# [Work instructions]
Copy every line of the records below where the word "slouží" occurs.

Entries with figure data:
****************
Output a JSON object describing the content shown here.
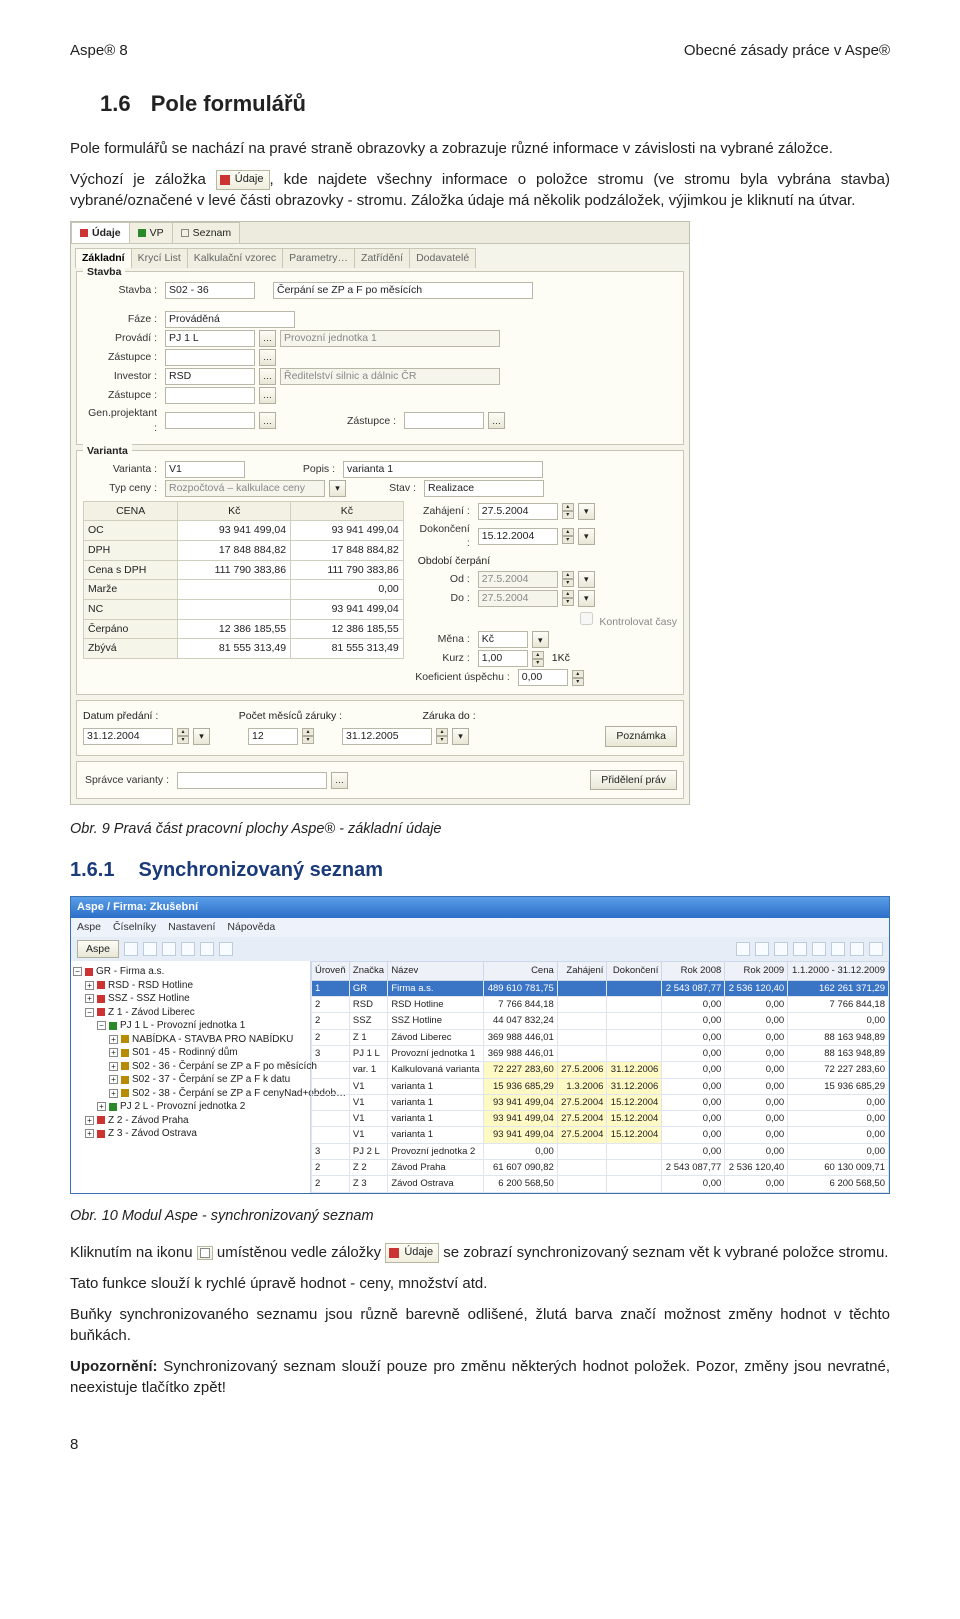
{
  "header": {
    "left": "Aspe® 8",
    "right": "Obecné zásady práce v Aspe®",
    "pageNum": "8"
  },
  "section": {
    "num": "1.6",
    "title": "Pole formulářů"
  },
  "para1": "Pole formulářů se nachází na pravé straně obrazovky a zobrazuje různé informace v závislosti na vybrané záložce.",
  "para2a": "Výchozí je záložka ",
  "para2b": ", kde najdete všechny informace o položce stromu (ve stromu byla vybrána stavba) vybrané/označené v levé části obrazovky - stromu. Záložka údaje má několik podzáložek, výjimkou je kliknutí na útvar.",
  "udajeTab": "Údaje",
  "caption1": "Obr. 9 Pravá část pracovní plochy Aspe® - základní údaje",
  "subsection": {
    "num": "1.6.1",
    "title": "Synchronizovaný seznam"
  },
  "caption2": "Obr. 10 Modul Aspe - synchronizovaný seznam",
  "para3a": "Kliknutím na ikonu ",
  "para3b": " umístěnou vedle záložky ",
  "para3c": " se zobrazí synchronizovaný seznam vět k vybrané položce stromu.",
  "para4": "Tato funkce slouží k rychlé úpravě hodnot - ceny, množství atd.",
  "para5": "Buňky synchronizovaného seznamu jsou různě barevně odlišené, žlutá barva značí možnost změny hodnot v těchto buňkách.",
  "para6a": "Upozornění:",
  "para6b": " Synchronizovaný seznam slouží pouze pro změnu některých hodnot položek. Pozor, změny jsou nevratné, neexistuje tlačítko zpět!",
  "form": {
    "topTabs": [
      "Údaje",
      "VP",
      "Seznam"
    ],
    "innerTabs": [
      "Základní",
      "Krycí List",
      "Kalkulační vzorec",
      "Parametry…",
      "Zatřídění",
      "Dodavatelé"
    ],
    "stavba": {
      "legend": "Stavba",
      "codeLbl": "Stavba :",
      "code": "S02 - 36",
      "name": "Čerpání se ZP a F po měsících",
      "fazeLbl": "Fáze :",
      "faze": "Prováděná",
      "provadiLbl": "Provádí :",
      "provadiCode": "PJ 1 L",
      "provadiName": "Provozní jednotka 1",
      "zastupceLbl": "Zástupce :",
      "investorLbl": "Investor :",
      "investorCode": "RSD",
      "investorName": "Ředitelství silnic a dálnic ČR",
      "genProjLbl": "Gen.projektant :",
      "zastupce2Lbl": "Zástupce :"
    },
    "varianta": {
      "legend": "Varianta",
      "varLbl": "Varianta :",
      "varCode": "V1",
      "popisLbl": "Popis :",
      "popis": "varianta 1",
      "typLbl": "Typ ceny :",
      "typ": "Rozpočtová – kalkulace ceny",
      "stavLbl": "Stav :",
      "stav": "Realizace"
    },
    "priceHead": [
      "CENA",
      "Kč",
      "Kč"
    ],
    "priceRows": [
      [
        "OC",
        "93 941 499,04",
        "93 941 499,04"
      ],
      [
        "DPH",
        "17 848 884,82",
        "17 848 884,82"
      ],
      [
        "Cena s DPH",
        "111 790 383,86",
        "111 790 383,86"
      ],
      [
        "Marže",
        "",
        "0,00"
      ],
      [
        "NC",
        "",
        "93 941 499,04"
      ],
      [
        "Čerpáno",
        "12 386 185,55",
        "12 386 185,55"
      ],
      [
        "Zbývá",
        "81 555 313,49",
        "81 555 313,49"
      ]
    ],
    "dates": {
      "zahajeniLbl": "Zahájení :",
      "zahajeni": "27.5.2004",
      "dokonceniLbl": "Dokončení :",
      "dokonceni": "15.12.2004",
      "obdobiLbl": "Období čerpání",
      "odLbl": "Od :",
      "od": "27.5.2004",
      "doLbl": "Do :",
      "do": "27.5.2004",
      "kontrolLbl": "Kontrolovat časy",
      "menaLbl": "Měna :",
      "mena": "Kč",
      "kurzLbl": "Kurz :",
      "kurz": "1,00",
      "kurzUnit": "1Kč",
      "koefLbl": "Koeficient úspěchu :",
      "koef": "0,00"
    },
    "bottom": {
      "datumPredaniLbl": "Datum předání :",
      "datumPredani": "31.12.2004",
      "pocetMesLbl": "Počet měsíců záruky :",
      "pocetMes": "12",
      "zarukaDoLbl": "Záruka do :",
      "zarukaDo": "31.12.2005",
      "poznamkaBtn": "Poznámka",
      "spravceLbl": "Správce varianty :",
      "prideleniBtn": "Přidělení práv"
    }
  },
  "sync": {
    "title": "Aspe / Firma: Zkušební",
    "menus": [
      "Aspe",
      "Číselníky",
      "Nastavení",
      "Nápověda"
    ],
    "aspeBtn": "Aspe",
    "treeNodes": [
      {
        "pad": 0,
        "exp": "−",
        "ico": "#cc3333",
        "txt": "GR - Firma a.s."
      },
      {
        "pad": 1,
        "exp": "+",
        "ico": "#cc3333",
        "txt": "RSD - RSD Hotline"
      },
      {
        "pad": 1,
        "exp": "+",
        "ico": "#cc3333",
        "txt": "SSZ - SSZ Hotline"
      },
      {
        "pad": 1,
        "exp": "−",
        "ico": "#cc3333",
        "txt": "Z 1 - Závod Liberec"
      },
      {
        "pad": 2,
        "exp": "−",
        "ico": "#2a8a2a",
        "txt": "PJ 1 L - Provozní jednotka 1"
      },
      {
        "pad": 3,
        "exp": "+",
        "ico": "#b88a00",
        "txt": "NABÍDKA - STAVBA PRO NABÍDKU"
      },
      {
        "pad": 3,
        "exp": "+",
        "ico": "#b88a00",
        "txt": "S01 - 45 - Rodinný dům"
      },
      {
        "pad": 3,
        "exp": "+",
        "ico": "#b88a00",
        "txt": "S02 - 36 - Čerpání se ZP a F po měsících"
      },
      {
        "pad": 3,
        "exp": "+",
        "ico": "#b88a00",
        "txt": "S02 - 37 - Čerpání se ZP a F k datu"
      },
      {
        "pad": 3,
        "exp": "+",
        "ico": "#b88a00",
        "txt": "S02 - 38 - Čerpání se ZP a F cenyNad+obdob…"
      },
      {
        "pad": 2,
        "exp": "+",
        "ico": "#2a8a2a",
        "txt": "PJ 2 L - Provozní jednotka 2"
      },
      {
        "pad": 1,
        "exp": "+",
        "ico": "#cc3333",
        "txt": "Z 2 - Závod Praha"
      },
      {
        "pad": 1,
        "exp": "+",
        "ico": "#cc3333",
        "txt": "Z 3 - Závod Ostrava"
      }
    ],
    "cols": [
      "Úroveň",
      "Značka",
      "Název",
      "Cena",
      "Zahájení",
      "Dokončení",
      "Rok 2008",
      "Rok 2009",
      "1.1.2000 - 31.12.2009"
    ],
    "rows": [
      {
        "sel": true,
        "lvl": "1",
        "zn": "GR",
        "naz": "Firma a.s.",
        "cena": "489 610 781,75",
        "zah": "",
        "dok": "",
        "r08": "2 543 087,77",
        "r09": "2 536 120,40",
        "rng": "162 261 371,29"
      },
      {
        "lvl": "2",
        "zn": "RSD",
        "naz": "RSD Hotline",
        "cena": "7 766 844,18",
        "zah": "",
        "dok": "",
        "r08": "0,00",
        "r09": "0,00",
        "rng": "7 766 844,18"
      },
      {
        "lvl": "2",
        "zn": "SSZ",
        "naz": "SSZ Hotline",
        "cena": "44 047 832,24",
        "zah": "",
        "dok": "",
        "r08": "0,00",
        "r09": "0,00",
        "rng": "0,00"
      },
      {
        "lvl": "2",
        "zn": "Z 1",
        "naz": "Závod Liberec",
        "cena": "369 988 446,01",
        "zah": "",
        "dok": "",
        "r08": "0,00",
        "r09": "0,00",
        "rng": "88 163 948,89"
      },
      {
        "lvl": "3",
        "zn": "PJ 1 L",
        "naz": "Provozní jednotka 1",
        "cena": "369 988 446,01",
        "zah": "",
        "dok": "",
        "r08": "0,00",
        "r09": "0,00",
        "rng": "88 163 948,89"
      },
      {
        "y": true,
        "lvl": "",
        "zn": "var. 1",
        "naz": "Kalkulovaná varianta",
        "cena": "72 227 283,60",
        "zah": "27.5.2006",
        "dok": "31.12.2006",
        "r08": "0,00",
        "r09": "0,00",
        "rng": "72 227 283,60"
      },
      {
        "y": true,
        "lvl": "",
        "zn": "V1",
        "naz": "varianta 1",
        "cena": "15 936 685,29",
        "zah": "1.3.2006",
        "dok": "31.12.2006",
        "r08": "0,00",
        "r09": "0,00",
        "rng": "15 936 685,29"
      },
      {
        "y": true,
        "lvl": "",
        "zn": "V1",
        "naz": "varianta 1",
        "cena": "93 941 499,04",
        "zah": "27.5.2004",
        "dok": "15.12.2004",
        "r08": "0,00",
        "r09": "0,00",
        "rng": "0,00"
      },
      {
        "y": true,
        "lvl": "",
        "zn": "V1",
        "naz": "varianta 1",
        "cena": "93 941 499,04",
        "zah": "27.5.2004",
        "dok": "15.12.2004",
        "r08": "0,00",
        "r09": "0,00",
        "rng": "0,00"
      },
      {
        "y": true,
        "lvl": "",
        "zn": "V1",
        "naz": "varianta 1",
        "cena": "93 941 499,04",
        "zah": "27.5.2004",
        "dok": "15.12.2004",
        "r08": "0,00",
        "r09": "0,00",
        "rng": "0,00"
      },
      {
        "lvl": "3",
        "zn": "PJ 2 L",
        "naz": "Provozní jednotka 2",
        "cena": "0,00",
        "zah": "",
        "dok": "",
        "r08": "0,00",
        "r09": "0,00",
        "rng": "0,00"
      },
      {
        "lvl": "2",
        "zn": "Z 2",
        "naz": "Závod Praha",
        "cena": "61 607 090,82",
        "zah": "",
        "dok": "",
        "r08": "2 543 087,77",
        "r09": "2 536 120,40",
        "rng": "60 130 009,71"
      },
      {
        "lvl": "2",
        "zn": "Z 3",
        "naz": "Závod Ostrava",
        "cena": "6 200 568,50",
        "zah": "",
        "dok": "",
        "r08": "0,00",
        "r09": "0,00",
        "rng": "6 200 568,50"
      }
    ]
  }
}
****************
# [Written reply]
  "para4": "Tato funkce slouží k rychlé úpravě hodnot - ceny, množství atd.",
  "para6b": " Synchronizovaný seznam slouží pouze pro změnu některých hodnot položek. Pozor, změny jsou nevratné, neexistuje tlačítko zpět!",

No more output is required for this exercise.